─── RECORD EXCERPTS

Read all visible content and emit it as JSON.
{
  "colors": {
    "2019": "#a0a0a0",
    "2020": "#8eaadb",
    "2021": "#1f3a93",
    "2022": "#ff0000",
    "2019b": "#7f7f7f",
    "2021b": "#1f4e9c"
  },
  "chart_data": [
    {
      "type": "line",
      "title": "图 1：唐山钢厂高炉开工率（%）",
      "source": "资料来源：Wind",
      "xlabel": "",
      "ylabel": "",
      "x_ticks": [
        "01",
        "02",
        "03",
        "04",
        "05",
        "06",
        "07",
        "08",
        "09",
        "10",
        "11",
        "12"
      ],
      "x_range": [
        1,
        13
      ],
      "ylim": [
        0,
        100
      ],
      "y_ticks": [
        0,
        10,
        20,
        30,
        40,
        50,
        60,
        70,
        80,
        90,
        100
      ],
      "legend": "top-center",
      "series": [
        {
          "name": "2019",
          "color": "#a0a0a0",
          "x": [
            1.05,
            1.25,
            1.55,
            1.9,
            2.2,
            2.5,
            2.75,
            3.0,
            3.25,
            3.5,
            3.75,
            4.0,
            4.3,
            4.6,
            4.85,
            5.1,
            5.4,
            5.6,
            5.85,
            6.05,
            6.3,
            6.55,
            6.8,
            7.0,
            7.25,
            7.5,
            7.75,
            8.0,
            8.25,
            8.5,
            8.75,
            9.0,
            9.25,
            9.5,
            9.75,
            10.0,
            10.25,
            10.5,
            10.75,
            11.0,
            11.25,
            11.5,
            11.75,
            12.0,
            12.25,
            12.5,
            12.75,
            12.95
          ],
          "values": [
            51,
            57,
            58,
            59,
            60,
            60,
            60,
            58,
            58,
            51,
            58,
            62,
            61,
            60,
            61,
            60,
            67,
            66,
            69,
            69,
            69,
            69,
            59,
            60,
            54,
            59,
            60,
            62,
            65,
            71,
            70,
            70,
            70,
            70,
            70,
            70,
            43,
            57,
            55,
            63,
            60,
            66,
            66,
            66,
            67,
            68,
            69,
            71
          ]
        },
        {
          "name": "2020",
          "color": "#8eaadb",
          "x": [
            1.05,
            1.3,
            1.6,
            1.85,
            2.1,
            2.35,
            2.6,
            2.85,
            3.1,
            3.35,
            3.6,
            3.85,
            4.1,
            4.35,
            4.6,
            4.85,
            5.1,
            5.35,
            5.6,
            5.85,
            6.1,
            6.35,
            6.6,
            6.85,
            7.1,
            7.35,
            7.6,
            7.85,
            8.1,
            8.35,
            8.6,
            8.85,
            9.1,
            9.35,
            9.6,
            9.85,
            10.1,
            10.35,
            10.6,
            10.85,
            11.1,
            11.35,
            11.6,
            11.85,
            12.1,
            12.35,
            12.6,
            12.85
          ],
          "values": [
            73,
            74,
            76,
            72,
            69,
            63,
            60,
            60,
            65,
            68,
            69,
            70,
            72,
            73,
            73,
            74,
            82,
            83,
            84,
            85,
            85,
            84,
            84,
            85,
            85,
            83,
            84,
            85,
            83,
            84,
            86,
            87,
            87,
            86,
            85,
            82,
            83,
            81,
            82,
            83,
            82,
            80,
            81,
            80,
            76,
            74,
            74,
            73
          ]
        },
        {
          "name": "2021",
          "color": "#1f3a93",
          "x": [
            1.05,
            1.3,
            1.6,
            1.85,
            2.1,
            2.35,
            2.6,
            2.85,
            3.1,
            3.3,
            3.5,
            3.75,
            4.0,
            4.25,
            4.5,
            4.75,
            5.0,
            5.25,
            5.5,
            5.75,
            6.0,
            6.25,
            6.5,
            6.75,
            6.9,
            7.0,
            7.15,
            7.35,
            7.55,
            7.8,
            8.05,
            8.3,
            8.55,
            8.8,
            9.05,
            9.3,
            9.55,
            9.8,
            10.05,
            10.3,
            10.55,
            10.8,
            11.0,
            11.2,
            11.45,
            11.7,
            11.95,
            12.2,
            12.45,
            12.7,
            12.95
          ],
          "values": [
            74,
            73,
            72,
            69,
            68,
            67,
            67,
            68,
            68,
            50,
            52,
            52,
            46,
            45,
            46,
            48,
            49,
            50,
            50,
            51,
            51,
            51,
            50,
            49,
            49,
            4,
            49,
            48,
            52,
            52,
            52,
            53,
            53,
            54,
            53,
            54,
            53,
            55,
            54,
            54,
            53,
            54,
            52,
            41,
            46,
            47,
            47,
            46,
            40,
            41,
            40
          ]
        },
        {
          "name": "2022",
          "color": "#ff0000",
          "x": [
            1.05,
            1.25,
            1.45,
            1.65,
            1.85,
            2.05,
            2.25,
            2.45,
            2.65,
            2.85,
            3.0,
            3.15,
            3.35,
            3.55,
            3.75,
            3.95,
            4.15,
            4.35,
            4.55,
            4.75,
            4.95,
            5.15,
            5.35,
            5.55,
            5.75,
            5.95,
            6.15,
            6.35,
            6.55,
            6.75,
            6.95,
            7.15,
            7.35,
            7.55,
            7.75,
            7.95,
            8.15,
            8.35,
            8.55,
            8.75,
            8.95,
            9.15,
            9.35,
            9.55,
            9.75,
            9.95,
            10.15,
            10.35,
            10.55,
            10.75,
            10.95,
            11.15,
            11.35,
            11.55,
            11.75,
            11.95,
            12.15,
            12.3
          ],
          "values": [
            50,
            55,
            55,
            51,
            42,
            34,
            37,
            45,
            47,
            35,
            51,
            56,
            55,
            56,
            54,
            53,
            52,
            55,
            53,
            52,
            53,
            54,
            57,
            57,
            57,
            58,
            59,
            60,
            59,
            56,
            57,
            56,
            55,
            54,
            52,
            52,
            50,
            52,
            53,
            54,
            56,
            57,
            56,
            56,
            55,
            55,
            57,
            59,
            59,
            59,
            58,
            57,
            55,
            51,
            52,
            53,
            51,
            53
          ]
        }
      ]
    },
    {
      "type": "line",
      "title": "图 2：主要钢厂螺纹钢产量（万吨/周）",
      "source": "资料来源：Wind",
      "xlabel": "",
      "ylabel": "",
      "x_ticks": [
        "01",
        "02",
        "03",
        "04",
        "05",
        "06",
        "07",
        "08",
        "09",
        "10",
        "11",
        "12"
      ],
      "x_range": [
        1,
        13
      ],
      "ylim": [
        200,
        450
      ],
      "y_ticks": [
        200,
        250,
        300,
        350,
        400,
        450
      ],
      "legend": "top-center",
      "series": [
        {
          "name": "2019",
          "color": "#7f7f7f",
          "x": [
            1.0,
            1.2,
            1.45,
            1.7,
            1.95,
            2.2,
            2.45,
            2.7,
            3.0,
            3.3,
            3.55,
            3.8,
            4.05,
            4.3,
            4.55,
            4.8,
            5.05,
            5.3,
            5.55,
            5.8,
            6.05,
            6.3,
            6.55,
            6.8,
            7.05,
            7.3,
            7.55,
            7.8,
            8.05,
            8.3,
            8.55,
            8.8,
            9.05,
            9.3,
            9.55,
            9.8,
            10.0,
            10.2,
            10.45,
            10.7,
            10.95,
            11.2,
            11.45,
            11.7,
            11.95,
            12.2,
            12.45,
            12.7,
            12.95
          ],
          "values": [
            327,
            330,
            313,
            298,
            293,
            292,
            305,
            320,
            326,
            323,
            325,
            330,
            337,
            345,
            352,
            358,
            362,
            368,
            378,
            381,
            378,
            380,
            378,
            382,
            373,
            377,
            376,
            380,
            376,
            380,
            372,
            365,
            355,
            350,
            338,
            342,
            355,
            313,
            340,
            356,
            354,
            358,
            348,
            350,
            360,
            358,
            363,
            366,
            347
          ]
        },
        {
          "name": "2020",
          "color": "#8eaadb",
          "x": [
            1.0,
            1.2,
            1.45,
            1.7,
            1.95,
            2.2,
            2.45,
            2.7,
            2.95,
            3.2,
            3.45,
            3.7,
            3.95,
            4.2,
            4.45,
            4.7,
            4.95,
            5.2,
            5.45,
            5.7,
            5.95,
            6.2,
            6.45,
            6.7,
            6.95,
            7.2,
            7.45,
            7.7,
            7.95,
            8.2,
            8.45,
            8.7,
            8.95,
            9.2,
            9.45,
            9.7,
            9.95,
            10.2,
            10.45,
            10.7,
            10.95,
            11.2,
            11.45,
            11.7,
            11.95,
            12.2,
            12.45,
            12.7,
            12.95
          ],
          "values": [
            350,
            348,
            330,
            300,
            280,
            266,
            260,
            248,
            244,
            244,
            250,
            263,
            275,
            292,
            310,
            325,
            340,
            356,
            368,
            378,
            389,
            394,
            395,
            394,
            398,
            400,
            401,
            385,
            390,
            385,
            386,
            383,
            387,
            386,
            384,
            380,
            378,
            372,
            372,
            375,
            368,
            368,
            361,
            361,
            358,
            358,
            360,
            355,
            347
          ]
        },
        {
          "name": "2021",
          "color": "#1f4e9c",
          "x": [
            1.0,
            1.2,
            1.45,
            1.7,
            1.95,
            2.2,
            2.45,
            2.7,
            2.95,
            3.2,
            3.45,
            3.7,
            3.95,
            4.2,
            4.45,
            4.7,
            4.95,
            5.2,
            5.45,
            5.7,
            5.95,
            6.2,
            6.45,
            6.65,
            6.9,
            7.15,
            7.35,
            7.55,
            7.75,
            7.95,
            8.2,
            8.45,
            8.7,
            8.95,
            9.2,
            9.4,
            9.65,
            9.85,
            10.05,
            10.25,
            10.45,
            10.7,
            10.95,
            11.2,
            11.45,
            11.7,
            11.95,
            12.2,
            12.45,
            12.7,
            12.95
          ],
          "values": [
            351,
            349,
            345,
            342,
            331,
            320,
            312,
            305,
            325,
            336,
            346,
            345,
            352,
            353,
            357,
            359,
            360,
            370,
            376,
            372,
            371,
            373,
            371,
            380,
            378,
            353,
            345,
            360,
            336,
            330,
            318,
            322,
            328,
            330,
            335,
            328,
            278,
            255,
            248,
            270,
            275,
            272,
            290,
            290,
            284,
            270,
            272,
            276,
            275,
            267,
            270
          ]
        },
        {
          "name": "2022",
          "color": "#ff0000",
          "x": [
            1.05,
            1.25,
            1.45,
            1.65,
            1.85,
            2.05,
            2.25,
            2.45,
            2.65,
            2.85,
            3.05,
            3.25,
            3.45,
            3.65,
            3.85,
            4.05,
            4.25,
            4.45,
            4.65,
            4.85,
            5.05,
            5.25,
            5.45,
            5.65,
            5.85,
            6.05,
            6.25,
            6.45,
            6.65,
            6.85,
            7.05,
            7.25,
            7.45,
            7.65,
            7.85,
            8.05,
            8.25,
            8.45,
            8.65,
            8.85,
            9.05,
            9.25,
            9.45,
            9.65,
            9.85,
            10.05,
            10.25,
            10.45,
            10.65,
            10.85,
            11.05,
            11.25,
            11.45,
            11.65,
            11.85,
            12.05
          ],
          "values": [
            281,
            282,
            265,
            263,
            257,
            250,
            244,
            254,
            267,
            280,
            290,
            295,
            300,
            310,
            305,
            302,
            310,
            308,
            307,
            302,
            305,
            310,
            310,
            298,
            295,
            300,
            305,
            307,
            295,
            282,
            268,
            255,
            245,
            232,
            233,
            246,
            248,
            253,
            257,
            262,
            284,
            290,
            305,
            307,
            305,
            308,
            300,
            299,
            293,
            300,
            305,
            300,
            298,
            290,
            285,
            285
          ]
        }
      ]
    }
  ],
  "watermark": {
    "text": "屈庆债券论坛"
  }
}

──────

OBJECTIVE – Using the records above, copy every line that has the word "title" in it.

FINISHED EXERCISE –
      "title": "图 1：唐山钢厂高炉开工率（%）",
      "title": "图 2：主要钢厂螺纹钢产量（万吨/周）",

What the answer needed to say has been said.